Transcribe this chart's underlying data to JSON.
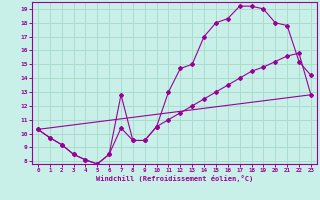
{
  "xlabel": "Windchill (Refroidissement éolien,°C)",
  "background_color": "#c8f0e8",
  "line_color": "#990099",
  "grid_color": "#aaddcc",
  "xlim": [
    -0.5,
    23.5
  ],
  "ylim": [
    7.8,
    19.5
  ],
  "xticks": [
    0,
    1,
    2,
    3,
    4,
    5,
    6,
    7,
    8,
    9,
    10,
    11,
    12,
    13,
    14,
    15,
    16,
    17,
    18,
    19,
    20,
    21,
    22,
    23
  ],
  "yticks": [
    8,
    9,
    10,
    11,
    12,
    13,
    14,
    15,
    16,
    17,
    18,
    19
  ],
  "curve1_x": [
    0,
    1,
    2,
    3,
    4,
    5,
    6,
    7,
    8,
    9,
    10,
    11,
    12,
    13,
    14,
    15,
    16,
    17,
    18,
    19,
    20,
    21,
    22,
    23
  ],
  "curve1_y": [
    10.3,
    9.7,
    9.2,
    8.5,
    8.1,
    7.8,
    8.5,
    12.8,
    9.5,
    9.5,
    10.5,
    13.0,
    14.7,
    15.0,
    17.0,
    18.0,
    18.3,
    19.2,
    19.2,
    19.0,
    18.0,
    17.8,
    15.2,
    14.2
  ],
  "curve2_x": [
    0,
    1,
    2,
    3,
    4,
    5,
    6,
    7,
    8,
    9,
    10,
    11,
    12,
    13,
    14,
    15,
    16,
    17,
    18,
    19,
    20,
    21,
    22,
    23
  ],
  "curve2_y": [
    10.3,
    9.7,
    9.2,
    8.5,
    8.1,
    7.8,
    8.5,
    10.4,
    9.5,
    9.5,
    10.5,
    11.0,
    11.5,
    12.0,
    12.5,
    13.0,
    13.5,
    14.0,
    14.5,
    14.8,
    15.2,
    15.6,
    15.8,
    12.8
  ],
  "curve3_x": [
    0,
    23
  ],
  "curve3_y": [
    10.3,
    12.8
  ]
}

:: Requirement ::
Drop the images and quote the entries word for word.

:: Answer to the task ::
Transcribe this chart's underlying data to JSON.
{
  "xlabel": "Windchill (Refroidissement éolien,°C)",
  "background_color": "#c8f0e8",
  "line_color": "#990099",
  "grid_color": "#aaddcc",
  "xlim": [
    -0.5,
    23.5
  ],
  "ylim": [
    7.8,
    19.5
  ],
  "xticks": [
    0,
    1,
    2,
    3,
    4,
    5,
    6,
    7,
    8,
    9,
    10,
    11,
    12,
    13,
    14,
    15,
    16,
    17,
    18,
    19,
    20,
    21,
    22,
    23
  ],
  "yticks": [
    8,
    9,
    10,
    11,
    12,
    13,
    14,
    15,
    16,
    17,
    18,
    19
  ],
  "curve1_x": [
    0,
    1,
    2,
    3,
    4,
    5,
    6,
    7,
    8,
    9,
    10,
    11,
    12,
    13,
    14,
    15,
    16,
    17,
    18,
    19,
    20,
    21,
    22,
    23
  ],
  "curve1_y": [
    10.3,
    9.7,
    9.2,
    8.5,
    8.1,
    7.8,
    8.5,
    12.8,
    9.5,
    9.5,
    10.5,
    13.0,
    14.7,
    15.0,
    17.0,
    18.0,
    18.3,
    19.2,
    19.2,
    19.0,
    18.0,
    17.8,
    15.2,
    14.2
  ],
  "curve2_x": [
    0,
    1,
    2,
    3,
    4,
    5,
    6,
    7,
    8,
    9,
    10,
    11,
    12,
    13,
    14,
    15,
    16,
    17,
    18,
    19,
    20,
    21,
    22,
    23
  ],
  "curve2_y": [
    10.3,
    9.7,
    9.2,
    8.5,
    8.1,
    7.8,
    8.5,
    10.4,
    9.5,
    9.5,
    10.5,
    11.0,
    11.5,
    12.0,
    12.5,
    13.0,
    13.5,
    14.0,
    14.5,
    14.8,
    15.2,
    15.6,
    15.8,
    12.8
  ],
  "curve3_x": [
    0,
    23
  ],
  "curve3_y": [
    10.3,
    12.8
  ]
}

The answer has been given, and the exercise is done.